Look for the string "JSON" in the lines and copy each line that has it.

(Source data)
━━━━━━━━━━━━━━━━━━━━━━━━━━━━━━

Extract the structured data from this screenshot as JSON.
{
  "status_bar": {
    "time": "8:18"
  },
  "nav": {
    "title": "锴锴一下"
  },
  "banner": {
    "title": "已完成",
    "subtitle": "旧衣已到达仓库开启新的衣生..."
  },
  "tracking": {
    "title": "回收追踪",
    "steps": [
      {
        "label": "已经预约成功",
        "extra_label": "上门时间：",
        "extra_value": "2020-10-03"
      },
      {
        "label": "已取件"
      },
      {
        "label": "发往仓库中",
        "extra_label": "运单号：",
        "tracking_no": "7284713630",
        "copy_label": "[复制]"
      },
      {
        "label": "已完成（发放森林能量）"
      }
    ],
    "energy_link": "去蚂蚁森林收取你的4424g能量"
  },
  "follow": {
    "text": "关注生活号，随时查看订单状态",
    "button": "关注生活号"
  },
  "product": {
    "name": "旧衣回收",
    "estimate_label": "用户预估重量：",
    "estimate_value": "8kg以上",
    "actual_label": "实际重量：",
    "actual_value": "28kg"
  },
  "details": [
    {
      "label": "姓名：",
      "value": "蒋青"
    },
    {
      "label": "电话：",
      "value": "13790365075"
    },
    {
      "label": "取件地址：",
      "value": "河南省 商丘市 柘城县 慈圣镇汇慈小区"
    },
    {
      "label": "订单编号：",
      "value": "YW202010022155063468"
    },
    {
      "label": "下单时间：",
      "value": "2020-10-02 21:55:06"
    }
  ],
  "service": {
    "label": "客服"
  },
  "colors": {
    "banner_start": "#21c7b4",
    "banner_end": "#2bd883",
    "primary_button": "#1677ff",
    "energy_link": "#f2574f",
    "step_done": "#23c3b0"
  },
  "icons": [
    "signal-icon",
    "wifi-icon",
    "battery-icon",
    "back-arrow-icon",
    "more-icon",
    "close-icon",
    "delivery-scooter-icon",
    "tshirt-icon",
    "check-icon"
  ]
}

━━━━━━━━━━━━━━━━━━━━━━━━━━━━━━

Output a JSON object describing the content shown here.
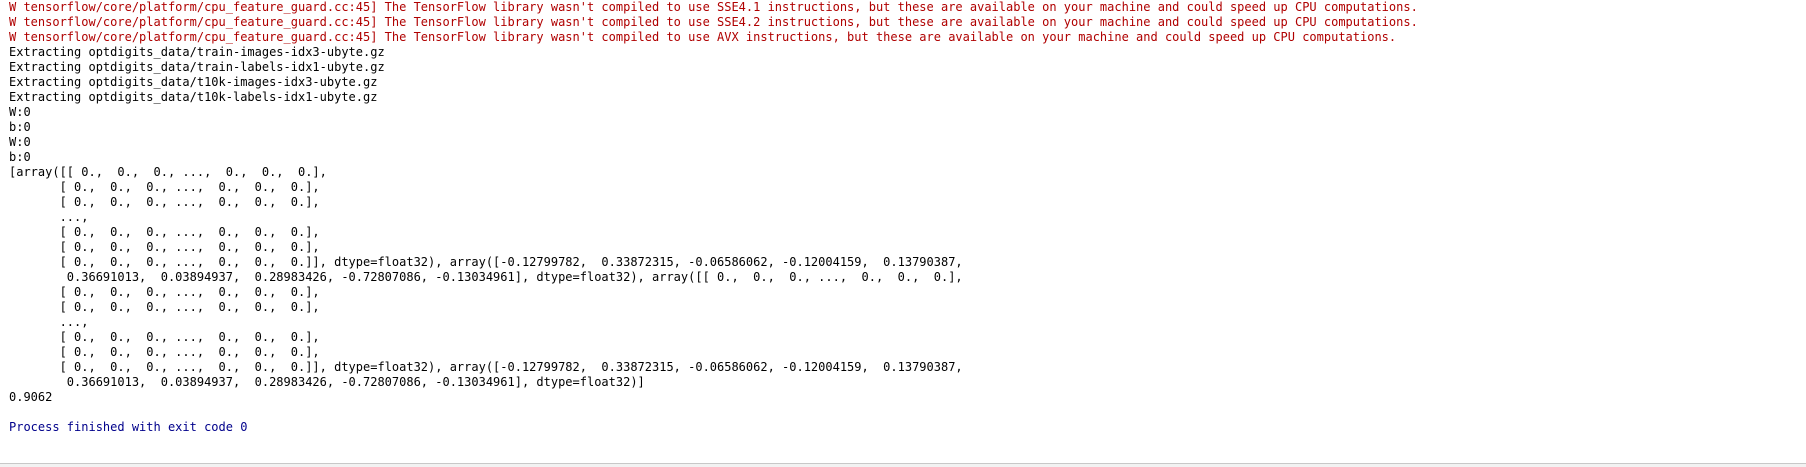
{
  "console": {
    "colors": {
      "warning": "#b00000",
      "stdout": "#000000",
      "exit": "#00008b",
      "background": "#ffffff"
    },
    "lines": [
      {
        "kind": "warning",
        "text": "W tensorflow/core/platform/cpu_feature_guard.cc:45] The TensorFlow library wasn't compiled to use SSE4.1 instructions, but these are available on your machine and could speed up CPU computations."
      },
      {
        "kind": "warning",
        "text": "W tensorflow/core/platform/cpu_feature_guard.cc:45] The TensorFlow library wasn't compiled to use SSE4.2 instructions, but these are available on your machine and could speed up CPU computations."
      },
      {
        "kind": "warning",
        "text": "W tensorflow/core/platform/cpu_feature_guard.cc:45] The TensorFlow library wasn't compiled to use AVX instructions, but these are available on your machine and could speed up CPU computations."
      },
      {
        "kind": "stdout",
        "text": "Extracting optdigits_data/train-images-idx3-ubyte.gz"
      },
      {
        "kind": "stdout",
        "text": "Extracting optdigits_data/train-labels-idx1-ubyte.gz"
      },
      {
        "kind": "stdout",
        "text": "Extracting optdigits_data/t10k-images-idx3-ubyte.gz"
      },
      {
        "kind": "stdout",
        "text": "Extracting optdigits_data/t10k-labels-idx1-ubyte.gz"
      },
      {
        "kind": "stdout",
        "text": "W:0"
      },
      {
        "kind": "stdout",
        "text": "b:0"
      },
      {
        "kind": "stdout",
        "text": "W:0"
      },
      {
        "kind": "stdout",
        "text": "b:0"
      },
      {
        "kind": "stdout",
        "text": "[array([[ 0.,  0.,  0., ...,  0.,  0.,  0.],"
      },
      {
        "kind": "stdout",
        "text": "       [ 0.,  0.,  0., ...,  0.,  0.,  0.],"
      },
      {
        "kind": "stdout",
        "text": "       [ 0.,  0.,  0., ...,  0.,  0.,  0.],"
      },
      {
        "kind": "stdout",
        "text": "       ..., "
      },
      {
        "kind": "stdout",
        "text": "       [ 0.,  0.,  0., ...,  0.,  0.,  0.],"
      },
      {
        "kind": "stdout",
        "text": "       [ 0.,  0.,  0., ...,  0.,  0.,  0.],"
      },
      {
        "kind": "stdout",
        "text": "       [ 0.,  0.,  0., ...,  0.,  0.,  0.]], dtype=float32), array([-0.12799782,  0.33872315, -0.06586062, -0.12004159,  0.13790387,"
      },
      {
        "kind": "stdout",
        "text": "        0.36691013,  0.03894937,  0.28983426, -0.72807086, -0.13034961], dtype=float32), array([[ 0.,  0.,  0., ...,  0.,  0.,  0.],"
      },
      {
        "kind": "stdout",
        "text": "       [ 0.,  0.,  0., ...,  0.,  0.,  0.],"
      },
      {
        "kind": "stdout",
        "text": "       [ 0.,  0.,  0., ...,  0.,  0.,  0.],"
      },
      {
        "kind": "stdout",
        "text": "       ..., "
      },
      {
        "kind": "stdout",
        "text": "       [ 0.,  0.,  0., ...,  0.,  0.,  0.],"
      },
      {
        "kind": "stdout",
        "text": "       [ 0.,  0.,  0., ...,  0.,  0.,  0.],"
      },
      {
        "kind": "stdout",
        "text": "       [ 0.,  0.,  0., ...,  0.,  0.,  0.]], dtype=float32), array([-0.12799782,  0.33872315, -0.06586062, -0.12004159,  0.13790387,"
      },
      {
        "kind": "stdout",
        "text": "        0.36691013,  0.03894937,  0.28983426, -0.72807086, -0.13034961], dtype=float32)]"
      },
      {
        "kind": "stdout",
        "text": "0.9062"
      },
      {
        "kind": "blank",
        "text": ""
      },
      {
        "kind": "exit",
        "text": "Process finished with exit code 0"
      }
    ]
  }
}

━━━━━━━━━━━━━━━━━━━━━━━━━━━━━━

Answer:
Extract the structured data from this screenshot as JSON.
Output a JSON object describing the content shown here.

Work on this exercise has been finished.